- DATA EXTRACTS -
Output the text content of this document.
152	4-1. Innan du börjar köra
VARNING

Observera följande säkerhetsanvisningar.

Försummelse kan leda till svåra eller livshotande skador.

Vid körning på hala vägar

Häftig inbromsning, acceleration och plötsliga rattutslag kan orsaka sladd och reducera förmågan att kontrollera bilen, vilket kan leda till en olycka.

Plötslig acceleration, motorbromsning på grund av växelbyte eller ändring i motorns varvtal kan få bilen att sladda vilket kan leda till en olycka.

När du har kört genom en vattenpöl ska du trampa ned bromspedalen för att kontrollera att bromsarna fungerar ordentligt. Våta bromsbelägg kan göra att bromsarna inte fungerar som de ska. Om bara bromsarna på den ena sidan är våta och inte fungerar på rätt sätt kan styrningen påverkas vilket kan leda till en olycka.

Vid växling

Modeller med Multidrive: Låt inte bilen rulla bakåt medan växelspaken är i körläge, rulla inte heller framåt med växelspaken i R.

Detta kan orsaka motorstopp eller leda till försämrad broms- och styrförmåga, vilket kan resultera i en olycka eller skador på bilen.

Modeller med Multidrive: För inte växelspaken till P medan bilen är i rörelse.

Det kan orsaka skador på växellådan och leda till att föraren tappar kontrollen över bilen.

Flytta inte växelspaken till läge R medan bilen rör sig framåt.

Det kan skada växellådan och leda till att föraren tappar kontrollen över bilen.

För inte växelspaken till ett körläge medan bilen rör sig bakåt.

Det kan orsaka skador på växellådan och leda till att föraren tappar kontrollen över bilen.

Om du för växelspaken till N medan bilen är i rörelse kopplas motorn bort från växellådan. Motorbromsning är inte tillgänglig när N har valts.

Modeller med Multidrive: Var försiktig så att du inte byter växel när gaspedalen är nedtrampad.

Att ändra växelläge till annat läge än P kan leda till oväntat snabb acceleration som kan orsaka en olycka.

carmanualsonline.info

- EXERCISE BRIEF -
Word for word, set down each line of the material.

- ANSWER TO THIS TASK -
Output the text content of this document.
152	4-1. Innan du börjar köra
VARNING

Observera följande säkerhetsanvisningar.

Försummelse kan leda till svåra eller livshotande skador.

Vid körning på hala vägar

Häftig inbromsning, acceleration och plötsliga rattutslag kan orsaka sladd och reducera förmågan att kontrollera bilen, vilket kan leda till en olycka.

Plötslig acceleration, motorbromsning på grund av växelbyte eller ändring i motorns varvtal kan få bilen att sladda vilket kan leda till en olycka.

När du har kört genom en vattenpöl ska du trampa ned bromspedalen för att kontrollera att bromsarna fungerar ordentligt. Våta bromsbelägg kan göra att bromsarna inte fungerar som de ska. Om bara bromsarna på den ena sidan är våta och inte fungerar på rätt sätt kan styrningen påverkas vilket kan leda till en olycka.

Vid växling

Modeller med Multidrive: Låt inte bilen rulla bakåt medan växelspaken är i körläge, rulla inte heller framåt med växelspaken i R.

Detta kan orsaka motorstopp eller leda till försämrad broms- och styrförmåga, vilket kan resultera i en olycka eller skador på bilen.

Modeller med Multidrive: För inte växelspaken till P medan bilen är i rörelse.

Det kan orsaka skador på växellådan och leda till att föraren tappar kontrollen över bilen.

Flytta inte växelspaken till läge R medan bilen rör sig framåt.

Det kan skada växellådan och leda till att föraren tappar kontrollen över bilen.

För inte växelspaken till ett körläge medan bilen rör sig bakåt.

Det kan orsaka skador på växellådan och leda till att föraren tappar kontrollen över bilen.

Om du för växelspaken till N medan bilen är i rörelse kopplas motorn bort från växellådan. Motorbromsning är inte tillgänglig när N har valts.

Modeller med Multidrive: Var försiktig så att du inte byter växel när gaspedalen är nedtrampad.

Att ändra växelläge till annat läge än P kan leda till oväntat snabb acceleration som kan orsaka en olycka.

carmanualsonline.info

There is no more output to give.